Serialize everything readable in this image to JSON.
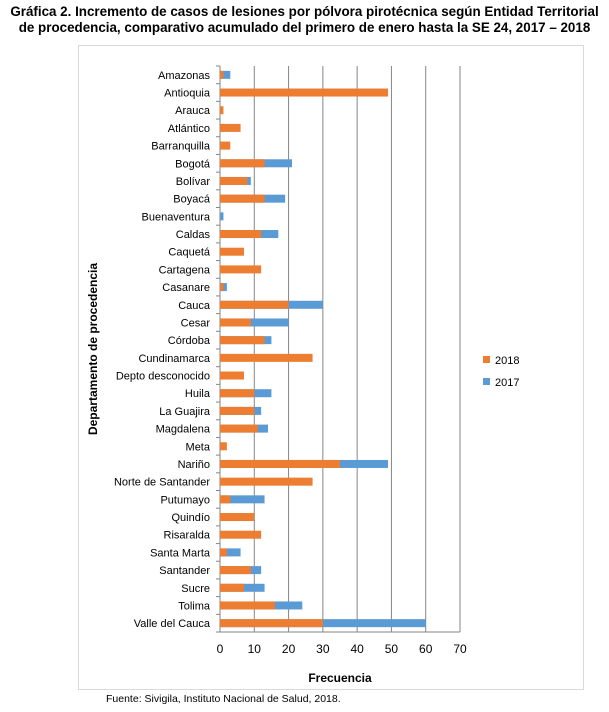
{
  "title_line1": "Gráfica 2. Incremento de casos de lesiones por pólvora pirotécnica según Entidad Territorial",
  "title_line2": "de procedencia, comparativo acumulado del primero de enero hasta la SE 24, 2017 – 2018",
  "footer": "Fuente: Sivigila,  Instituto Nacional de Salud, 2018.",
  "chart_data": {
    "type": "bar",
    "orientation": "horizontal",
    "overlap": true,
    "xlabel": "Frecuencia",
    "ylabel": "Departamento de procedencia",
    "xlim": [
      0,
      70
    ],
    "xticks": [
      0,
      10,
      20,
      30,
      40,
      50,
      60,
      70
    ],
    "grid": true,
    "legend_position": "right",
    "categories": [
      "Amazonas",
      "Antioquia",
      "Arauca",
      "Atlántico",
      "Barranquilla",
      "Bogotá",
      "Bolívar",
      "Boyacá",
      "Buenaventura",
      "Caldas",
      "Caquetá",
      "Cartagena",
      "Casanare",
      "Cauca",
      "Cesar",
      "Córdoba",
      "Cundinamarca",
      "Depto desconocido",
      "Huila",
      "La Guajira",
      "Magdalena",
      "Meta",
      "Nariño",
      "Norte de Santander",
      "Putumayo",
      "Quindío",
      "Risaralda",
      "Santa Marta",
      "Santander",
      "Sucre",
      "Tolima",
      "Valle del Cauca"
    ],
    "series": [
      {
        "name": "2017",
        "color": "#5b9bd5",
        "values": [
          3,
          null,
          null,
          null,
          null,
          21,
          9,
          19,
          1,
          17,
          null,
          null,
          2,
          30,
          20,
          15,
          null,
          null,
          15,
          12,
          14,
          null,
          49,
          null,
          13,
          null,
          null,
          6,
          12,
          13,
          24,
          60
        ]
      },
      {
        "name": "2018",
        "color": "#ed7d31",
        "values": [
          1,
          49,
          1,
          6,
          3,
          13,
          8,
          13,
          0,
          12,
          7,
          12,
          1,
          20,
          9,
          13,
          27,
          7,
          10,
          10,
          11,
          2,
          35,
          27,
          3,
          10,
          12,
          2,
          9,
          7,
          16,
          30
        ]
      }
    ]
  }
}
====
▶ [WRITTEN TASK]
Without the pictures, return all the records precisely as they stand.

▶ [THE RESULT]
Serialize everything readable in this image to JSON.
{
  "title_line1": "Gráfica 2. Incremento de casos de lesiones por pólvora pirotécnica según Entidad Territorial",
  "title_line2": "de procedencia, comparativo acumulado del primero de enero hasta la SE 24, 2017 – 2018",
  "footer": "Fuente: Sivigila,  Instituto Nacional de Salud, 2018.",
  "chart_data": {
    "type": "bar",
    "orientation": "horizontal",
    "overlap": true,
    "xlabel": "Frecuencia",
    "ylabel": "Departamento de procedencia",
    "xlim": [
      0,
      70
    ],
    "xticks": [
      0,
      10,
      20,
      30,
      40,
      50,
      60,
      70
    ],
    "grid": true,
    "legend_position": "right",
    "categories": [
      "Amazonas",
      "Antioquia",
      "Arauca",
      "Atlántico",
      "Barranquilla",
      "Bogotá",
      "Bolívar",
      "Boyacá",
      "Buenaventura",
      "Caldas",
      "Caquetá",
      "Cartagena",
      "Casanare",
      "Cauca",
      "Cesar",
      "Córdoba",
      "Cundinamarca",
      "Depto desconocido",
      "Huila",
      "La Guajira",
      "Magdalena",
      "Meta",
      "Nariño",
      "Norte de Santander",
      "Putumayo",
      "Quindío",
      "Risaralda",
      "Santa Marta",
      "Santander",
      "Sucre",
      "Tolima",
      "Valle del Cauca"
    ],
    "series": [
      {
        "name": "2017",
        "color": "#5b9bd5",
        "values": [
          3,
          null,
          null,
          null,
          null,
          21,
          9,
          19,
          1,
          17,
          null,
          null,
          2,
          30,
          20,
          15,
          null,
          null,
          15,
          12,
          14,
          null,
          49,
          null,
          13,
          null,
          null,
          6,
          12,
          13,
          24,
          60
        ]
      },
      {
        "name": "2018",
        "color": "#ed7d31",
        "values": [
          1,
          49,
          1,
          6,
          3,
          13,
          8,
          13,
          0,
          12,
          7,
          12,
          1,
          20,
          9,
          13,
          27,
          7,
          10,
          10,
          11,
          2,
          35,
          27,
          3,
          10,
          12,
          2,
          9,
          7,
          16,
          30
        ]
      }
    ]
  }
}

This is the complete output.